§ Selected extract:
Integrating $\int_0^\infty \sin(1/x^2) \, \operatorname{d}\!x$

By "Fresnel equations," I assume you mean stuff like

$$\mathcal{F}(z) = \int_0^z dt \: e^{i \frac{\pi}{2} t^2}$$

Have no fear: I will produce everything from scratch without reference to anyone named Fresnel. That said, I will produce integrals with quadratic phase, but I will show you how to deal with them.

Begin with a substitution $u=1/x^2$:

$$\begin{align}\int_0^{\infty} dx \: \sin{\left ( \frac{1}{x^2}\right)} &= \frac{1}{2} \underbrace{\int_0^{\infty} du \: u^{-3/2} \, \sin{u}}_{\text{integrate by parts}} \\ &= \frac{1}{2} \underbrace{\left [ -2 u^{-1/2} \sin{u} \right]_0^{\infty}}_{\text{this is zero}} + \underbrace{\int_0^{\infty} du \: u^{-1/2} \, \cos{u}}_{u=v^2}\\ &= 2 \int_{0}^{\infty} dv \: \cos{v^2} \\ &= \Re{\left[\int_{-\infty}^{\infty} dv \: e^{i v^2} \right ]} \end{align}$$

Now, let's focus on this last integral. It is far from obvious that this even converges; I will show below that it does. I hope you are familiar with Cauchy's integral theorem, though.

[Layout annotation data]
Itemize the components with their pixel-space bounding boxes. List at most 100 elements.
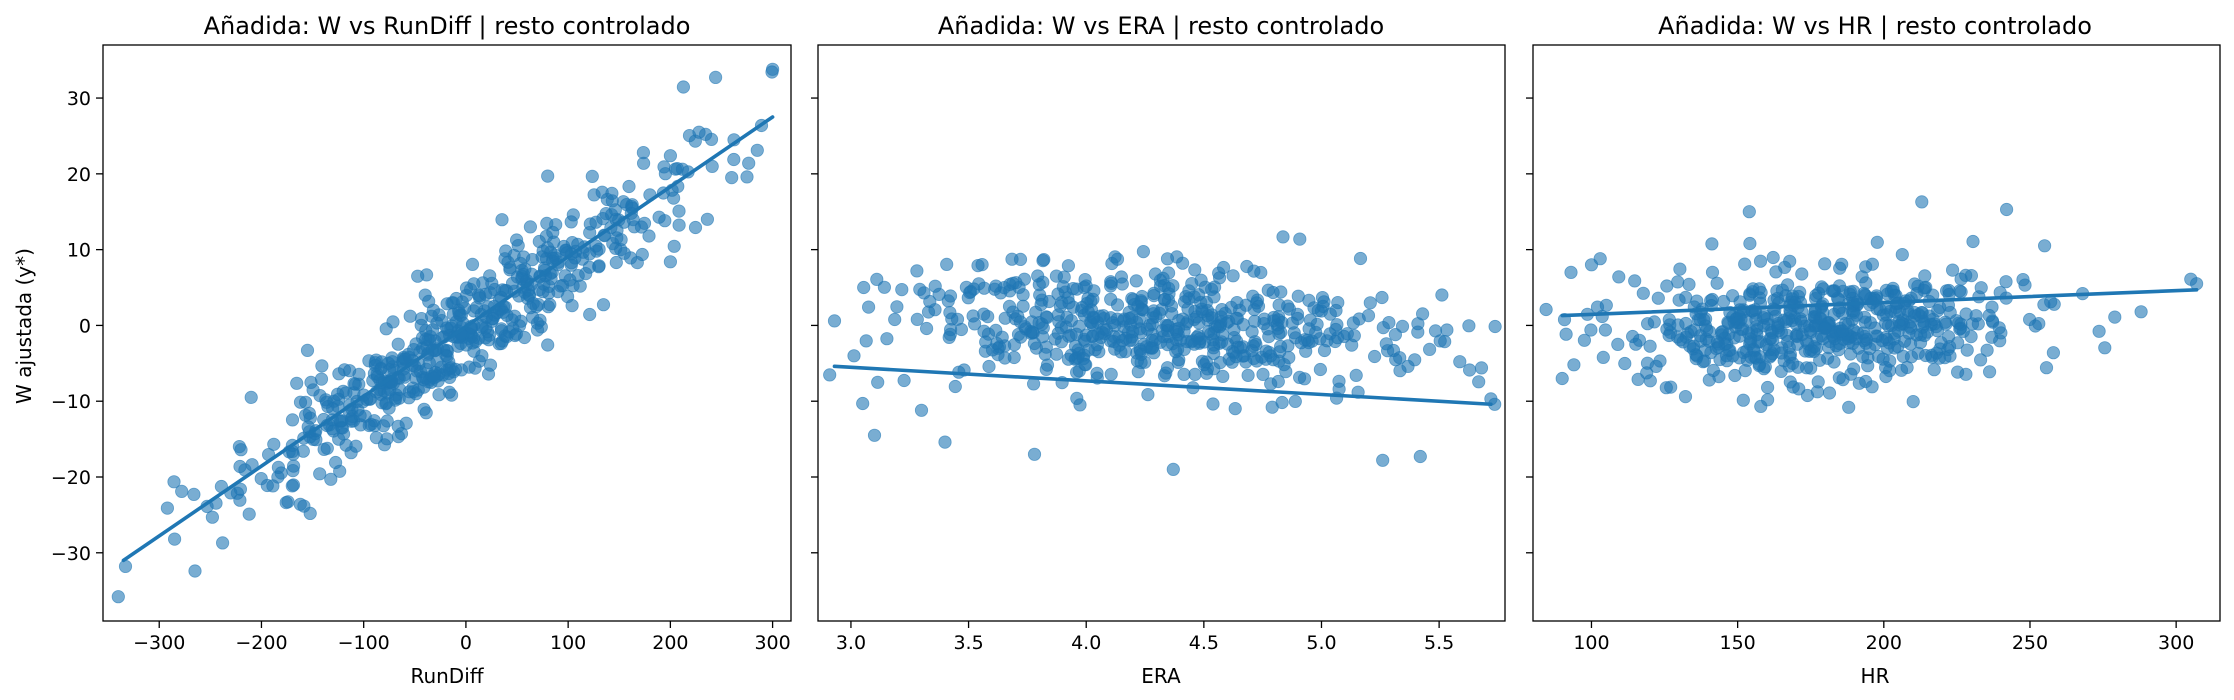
x-tick-label: −200 [235, 632, 287, 654]
x-tick-label: 100 [1573, 632, 1609, 654]
scatter-point [534, 320, 548, 334]
scatter-point [989, 323, 1003, 337]
scatter-point [1363, 296, 1377, 310]
scatter-point [465, 257, 480, 271]
scatter-point [1712, 369, 1726, 384]
scatter-point [587, 188, 601, 202]
scatter-point [417, 402, 431, 416]
scatter-point [1618, 356, 1632, 371]
scatter-point [483, 358, 498, 372]
scatter-point [914, 403, 929, 417]
scatter-point [1170, 250, 1184, 264]
scatter-point [1147, 286, 1161, 300]
scatter-point [458, 301, 472, 315]
scatter-point [1148, 267, 1163, 281]
scatter-point [1303, 313, 1318, 327]
x-tick-label: 3.5 [953, 632, 983, 654]
scatter-point [1017, 272, 1032, 286]
scatter-point [1913, 335, 1928, 350]
scatter-point [517, 330, 532, 345]
scatter-point [932, 287, 946, 301]
x-tick-label: 300 [754, 632, 790, 654]
scatter-point [666, 191, 681, 205]
scatter-point [1960, 343, 1974, 357]
scatter-point [1275, 395, 1289, 410]
scatter-point [622, 179, 636, 194]
scatter-point [1006, 276, 1020, 290]
scatter-point [1277, 357, 1291, 372]
scatter-point [290, 376, 304, 390]
scatter-point [1293, 232, 1307, 246]
scatter-point [160, 501, 174, 515]
scatter-point [501, 255, 515, 269]
scatter-point [1896, 349, 1910, 363]
scatter-point [342, 364, 357, 378]
scatter-point [867, 428, 882, 442]
scatter-point [1705, 265, 1720, 279]
scatter-point [573, 279, 587, 293]
scatter-point [1052, 315, 1066, 329]
scatter-point [298, 395, 313, 409]
scatter-point [1817, 321, 1832, 336]
scatter-point [676, 80, 691, 94]
scatter-point [286, 447, 300, 461]
scatter-point [857, 280, 871, 295]
fit-line [1560, 287, 2199, 318]
scatter-point [1683, 339, 1697, 353]
scatter-point [1115, 277, 1129, 291]
scatter-point [1900, 360, 1914, 375]
scatter-point [1919, 280, 1933, 294]
scatter-point [483, 269, 497, 283]
scatter-point [1651, 291, 1665, 305]
scatter-point [260, 478, 274, 493]
scatter-point [1245, 325, 1259, 339]
scatter-point [1250, 354, 1264, 368]
scatter-point [596, 298, 611, 312]
y-tick-label: 30 [67, 88, 91, 110]
scatter-point [1964, 329, 1978, 344]
scatter-point [1134, 347, 1148, 361]
scatter-point [1302, 335, 1316, 350]
scatter-point [1564, 265, 1578, 279]
scatter-point [609, 255, 623, 270]
scatter-point [1229, 350, 1243, 364]
scatter-point [463, 282, 478, 297]
scatter-point [1728, 368, 1742, 383]
scatter-point [1271, 374, 1285, 389]
scatter-point [1643, 374, 1657, 388]
scatter-point [727, 152, 741, 167]
scatter-point [2039, 361, 2054, 375]
scatter-point [1438, 334, 1452, 349]
scatter-point [1778, 260, 1792, 274]
scatter-point [1440, 323, 1454, 337]
scatter-point [1856, 326, 1871, 340]
data-marks [823, 230, 1502, 476]
scatter-point [271, 460, 285, 474]
scatter-point [1170, 324, 1184, 339]
scatter-point [1230, 311, 1245, 325]
scatter-point [688, 220, 703, 235]
scatter-point [1567, 358, 1581, 372]
scatter-point [1710, 335, 1724, 349]
scatter-point [998, 351, 1012, 365]
x-tick-label: 100 [550, 632, 586, 654]
scatter-point [1816, 305, 1830, 320]
scatter-point [583, 307, 597, 322]
scatter-point [509, 233, 524, 247]
scatter-point [297, 499, 311, 513]
scatter-point [546, 225, 560, 239]
scatter-point [672, 204, 686, 218]
plot-area: 3.0 3.5 4.0 4.5 5.0 5.5 [811, 97, 1502, 654]
scatter-point [385, 351, 399, 365]
scatter-point [564, 258, 578, 272]
scatter-point [1171, 355, 1185, 369]
scatter-point [397, 370, 412, 384]
scatter-point [1134, 325, 1148, 340]
scatter-point [1906, 394, 1920, 409]
scatter-point [1126, 293, 1140, 307]
scatter-point [1136, 245, 1151, 259]
scatter-point [1250, 296, 1264, 310]
scatter-point [1104, 367, 1118, 381]
scatter-point [1423, 342, 1437, 356]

§ Goal 1: In the integral derivation, which theorem does the writer hope the reader already knows?
§ Goal 2: Count the lines of the records that contain the string "tick". Give only the number.
The records are unrelated to the text.

§ Exercise response 1: Cauchy's integral theorem.

§ Exercise response 2: 6